▶ **Exercise brief**:
Reproduce the listing below in full and without alteration, apart from its pictures.

▶ **Data for this task**:
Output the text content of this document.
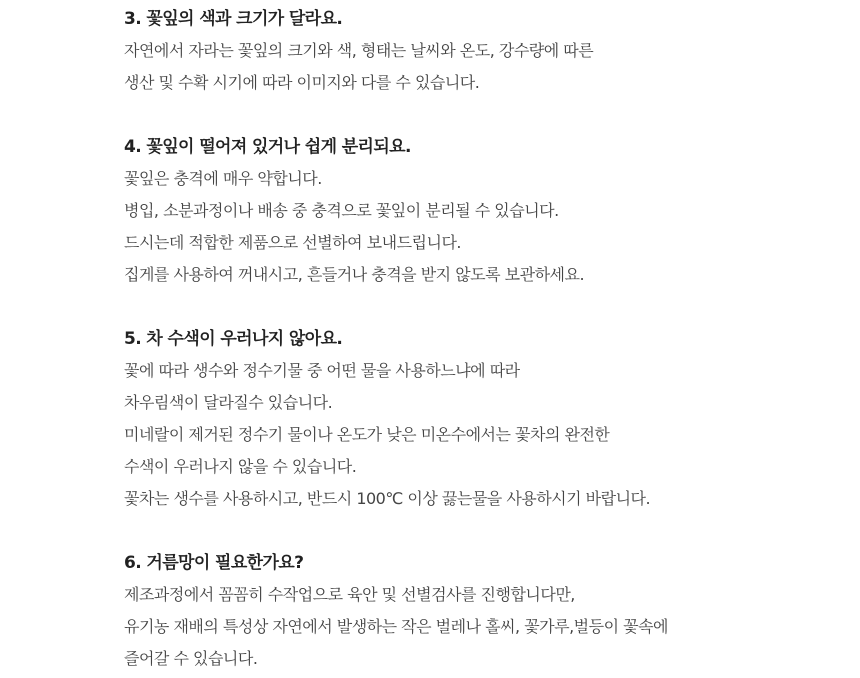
3. 꽃잎의 색과 크기가 달라요.
자연에서 자라는 꽃잎의 크기와 색, 형태는 날씨와 온도, 강수량에 따른
생산 및 수확 시기에 따라 이미지와 다를 수 있습니다.
4. 꽃잎이 떨어져 있거나 쉽게 분리되요.
꽃잎은 충격에 매우 약합니다.
병입, 소분과정이나 배송 중 충격으로 꽃잎이 분리될 수 있습니다.
드시는데 적합한 제품으로 선별하여 보내드립니다.
집게를 사용하여 꺼내시고, 흔들거나 충격을 받지 않도록 보관하세요.
5. 차 수색이 우러나지 않아요.
꽃에 따라 생수와 정수기물 중 어떤 물을 사용하느냐에 따라
차우림색이 달라질수 있습니다.
미네랄이 제거된 정수기 물이나 온도가 낮은 미온수에서는 꽃차의 완전한
수색이 우러나지 않을 수 있습니다.
꽃차는 생수를 사용하시고, 반드시 100℃ 이상 끓는물을 사용하시기 바랍니다.
6. 거름망이 필요한가요?
제조과정에서 꼼꼼히 수작업으로 육안 및 선별검사를 진행합니다만,
유기농 재배의 특성상 자연에서 발생하는 작은 벌레나 홀씨, 꽃가루,벌등이 꽃속에
즐어갈 수 있습니다.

▶ **Exercise answer**:
Output the text content of this document.
3. 꽃잎의 색과 크기가 달라요.
자연에서 자라는 꽃잎의 크기와 색, 형태는 날씨와 온도, 강수량에 따른
생산 및 수확 시기에 따라 이미지와 다를 수 있습니다.
4. 꽃잎이 떨어져 있거나 쉽게 분리되요.
꽃잎은 충격에 매우 약합니다.
병입, 소분과정이나 배송 중 충격으로 꽃잎이 분리될 수 있습니다.
드시는데 적합한 제품으로 선별하여 보내드립니다.
집게를 사용하여 꺼내시고, 흔들거나 충격을 받지 않도록 보관하세요.
5. 차 수색이 우러나지 않아요.
꽃에 따라 생수와 정수기물 중 어떤 물을 사용하느냐에 따라
차우림색이 달라질수 있습니다.
미네랄이 제거된 정수기 물이나 온도가 낮은 미온수에서는 꽃차의 완전한
수색이 우러나지 않을 수 있습니다.
꽃차는 생수를 사용하시고, 반드시 100℃ 이상 끓는물을 사용하시기 바랍니다.
6. 거름망이 필요한가요?
제조과정에서 꼼꼼히 수작업으로 육안 및 선별검사를 진행합니다만,
유기농 재배의 특성상 자연에서 발생하는 작은 벌레나 홀씨, 꽃가루,벌등이 꽃속에
즐어갈 수 있습니다.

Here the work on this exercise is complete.